_PROBLEM TO WORK ON:_ Will you transcribe the entries that follow, exactly and in full?

(Data excerpts)
****

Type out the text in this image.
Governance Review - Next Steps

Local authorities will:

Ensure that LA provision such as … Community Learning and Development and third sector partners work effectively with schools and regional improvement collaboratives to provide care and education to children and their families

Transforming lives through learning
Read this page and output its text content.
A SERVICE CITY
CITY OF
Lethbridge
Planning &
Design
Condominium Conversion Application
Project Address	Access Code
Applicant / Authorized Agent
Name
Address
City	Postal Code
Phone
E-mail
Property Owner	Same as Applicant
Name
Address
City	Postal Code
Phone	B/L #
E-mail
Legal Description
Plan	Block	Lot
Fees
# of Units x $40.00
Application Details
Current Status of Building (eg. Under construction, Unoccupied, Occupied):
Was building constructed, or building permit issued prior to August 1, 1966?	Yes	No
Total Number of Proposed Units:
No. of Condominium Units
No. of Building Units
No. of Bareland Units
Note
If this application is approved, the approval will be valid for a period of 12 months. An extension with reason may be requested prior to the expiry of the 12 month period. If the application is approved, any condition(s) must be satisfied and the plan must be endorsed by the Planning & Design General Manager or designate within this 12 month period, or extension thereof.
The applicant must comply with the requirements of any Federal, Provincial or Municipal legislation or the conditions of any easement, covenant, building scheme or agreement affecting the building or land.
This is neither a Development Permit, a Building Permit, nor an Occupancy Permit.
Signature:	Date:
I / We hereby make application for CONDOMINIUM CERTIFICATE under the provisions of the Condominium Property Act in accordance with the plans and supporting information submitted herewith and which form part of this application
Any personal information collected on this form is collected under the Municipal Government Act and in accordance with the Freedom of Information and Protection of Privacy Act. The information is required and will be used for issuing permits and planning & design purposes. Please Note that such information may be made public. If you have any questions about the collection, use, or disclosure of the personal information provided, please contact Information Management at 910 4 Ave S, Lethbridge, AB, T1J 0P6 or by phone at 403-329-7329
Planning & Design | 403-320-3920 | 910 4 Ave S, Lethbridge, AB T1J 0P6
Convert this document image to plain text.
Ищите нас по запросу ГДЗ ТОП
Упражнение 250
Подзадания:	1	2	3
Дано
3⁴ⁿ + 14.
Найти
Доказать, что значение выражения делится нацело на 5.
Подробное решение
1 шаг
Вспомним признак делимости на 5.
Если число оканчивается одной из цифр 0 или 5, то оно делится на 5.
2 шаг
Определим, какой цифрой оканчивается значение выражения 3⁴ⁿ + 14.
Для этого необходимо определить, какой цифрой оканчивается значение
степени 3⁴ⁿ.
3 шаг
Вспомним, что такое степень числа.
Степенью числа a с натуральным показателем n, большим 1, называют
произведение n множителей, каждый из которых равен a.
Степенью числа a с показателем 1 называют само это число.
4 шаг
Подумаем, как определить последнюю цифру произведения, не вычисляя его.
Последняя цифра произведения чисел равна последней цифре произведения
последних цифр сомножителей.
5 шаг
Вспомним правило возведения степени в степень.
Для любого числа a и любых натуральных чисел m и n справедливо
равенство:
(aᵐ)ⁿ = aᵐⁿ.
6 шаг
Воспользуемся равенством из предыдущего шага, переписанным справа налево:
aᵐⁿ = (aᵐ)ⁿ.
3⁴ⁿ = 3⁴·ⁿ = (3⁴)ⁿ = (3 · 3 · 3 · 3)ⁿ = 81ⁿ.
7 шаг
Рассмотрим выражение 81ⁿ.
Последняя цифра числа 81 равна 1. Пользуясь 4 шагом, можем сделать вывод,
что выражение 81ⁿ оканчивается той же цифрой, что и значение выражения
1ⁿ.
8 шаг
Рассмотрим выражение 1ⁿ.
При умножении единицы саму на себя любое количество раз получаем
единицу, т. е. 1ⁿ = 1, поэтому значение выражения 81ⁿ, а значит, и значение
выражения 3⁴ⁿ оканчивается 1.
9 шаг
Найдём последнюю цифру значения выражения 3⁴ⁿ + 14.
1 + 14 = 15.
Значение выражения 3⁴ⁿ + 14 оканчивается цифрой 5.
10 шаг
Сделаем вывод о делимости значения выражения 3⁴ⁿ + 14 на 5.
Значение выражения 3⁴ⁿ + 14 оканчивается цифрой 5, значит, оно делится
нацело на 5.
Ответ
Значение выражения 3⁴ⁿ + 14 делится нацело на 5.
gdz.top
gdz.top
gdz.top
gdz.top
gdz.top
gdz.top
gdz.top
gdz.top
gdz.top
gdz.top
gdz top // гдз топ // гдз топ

****

_THE SOLUTION:_
Type out the text in this image.
Governance Review - Next Steps

Local authorities will:

Ensure that LA provision such as … Community Learning and Development and third sector partners work effectively with schools and regional improvement collaboratives to provide care and education to children and their families

Transforming lives through learning
Read this page and output its text content.
A SERVICE CITY
CITY OF
Lethbridge
Planning &
Design
Condominium Conversion Application
Project Address	Access Code
Applicant / Authorized Agent
Name
Address
City	Postal Code
Phone
E-mail
Property Owner	Same as Applicant
Name
Address
City	Postal Code
Phone	B/L #
E-mail
Legal Description
Plan	Block	Lot
Fees
# of Units x $40.00
Application Details
Current Status of Building (eg. Under construction, Unoccupied, Occupied):
Was building constructed, or building permit issued prior to August 1, 1966?	Yes	No
Total Number of Proposed Units:
No. of Condominium Units
No. of Building Units
No. of Bareland Units
Note
If this application is approved, the approval will be valid for a period of 12 months. An extension with reason may be requested prior to the expiry of the 12 month period. If the application is approved, any condition(s) must be satisfied and the plan must be endorsed by the Planning & Design General Manager or designate within this 12 month period, or extension thereof.
The applicant must comply with the requirements of any Federal, Provincial or Municipal legislation or the conditions of any easement, covenant, building scheme or agreement affecting the building or land.
This is neither a Development Permit, a Building Permit, nor an Occupancy Permit.
Signature:	Date:
I / We hereby make application for CONDOMINIUM CERTIFICATE under the provisions of the Condominium Property Act in accordance with the plans and supporting information submitted herewith and which form part of this application
Any personal information collected on this form is collected under the Municipal Government Act and in accordance with the Freedom of Information and Protection of Privacy Act. The information is required and will be used for issuing permits and planning & design purposes. Please Note that such information may be made public. If you have any questions about the collection, use, or disclosure of the personal information provided, please contact Information Management at 910 4 Ave S, Lethbridge, AB, T1J 0P6 or by phone at 403-329-7329
Planning & Design | 403-320-3920 | 910 4 Ave S, Lethbridge, AB T1J 0P6
Convert this document image to plain text.
Ищите нас по запросу ГДЗ ТОП
Упражнение 250
Подзадания:	1	2	3
Дано
3⁴ⁿ + 14.
Найти
Доказать, что значение выражения делится нацело на 5.
Подробное решение
1 шаг
Вспомним признак делимости на 5.
Если число оканчивается одной из цифр 0 или 5, то оно делится на 5.
2 шаг
Определим, какой цифрой оканчивается значение выражения 3⁴ⁿ + 14.
Для этого необходимо определить, какой цифрой оканчивается значение
степени 3⁴ⁿ.
3 шаг
Вспомним, что такое степень числа.
Степенью числа a с натуральным показателем n, большим 1, называют
произведение n множителей, каждый из которых равен a.
Степенью числа a с показателем 1 называют само это число.
4 шаг
Подумаем, как определить последнюю цифру произведения, не вычисляя его.
Последняя цифра произведения чисел равна последней цифре произведения
последних цифр сомножителей.
5 шаг
Вспомним правило возведения степени в степень.
Для любого числа a и любых натуральных чисел m и n справедливо
равенство:
(aᵐ)ⁿ = aᵐⁿ.
6 шаг
Воспользуемся равенством из предыдущего шага, переписанным справа налево:
aᵐⁿ = (aᵐ)ⁿ.
3⁴ⁿ = 3⁴·ⁿ = (3⁴)ⁿ = (3 · 3 · 3 · 3)ⁿ = 81ⁿ.
7 шаг
Рассмотрим выражение 81ⁿ.
Последняя цифра числа 81 равна 1. Пользуясь 4 шагом, можем сделать вывод,
что выражение 81ⁿ оканчивается той же цифрой, что и значение выражения
1ⁿ.
8 шаг
Рассмотрим выражение 1ⁿ.
При умножении единицы саму на себя любое количество раз получаем
единицу, т. е. 1ⁿ = 1, поэтому значение выражения 81ⁿ, а значит, и значение
выражения 3⁴ⁿ оканчивается 1.
9 шаг
Найдём последнюю цифру значения выражения 3⁴ⁿ + 14.
1 + 14 = 15.
Значение выражения 3⁴ⁿ + 14 оканчивается цифрой 5.
10 шаг
Сделаем вывод о делимости значения выражения 3⁴ⁿ + 14 на 5.
Значение выражения 3⁴ⁿ + 14 оканчивается цифрой 5, значит, оно делится
нацело на 5.
Ответ
Значение выражения 3⁴ⁿ + 14 делится нацело на 5.
gdz.top
gdz.top
gdz.top
gdz.top
gdz.top
gdz.top
gdz.top
gdz.top
gdz.top
gdz.top
gdz top // гдз топ // гдз топ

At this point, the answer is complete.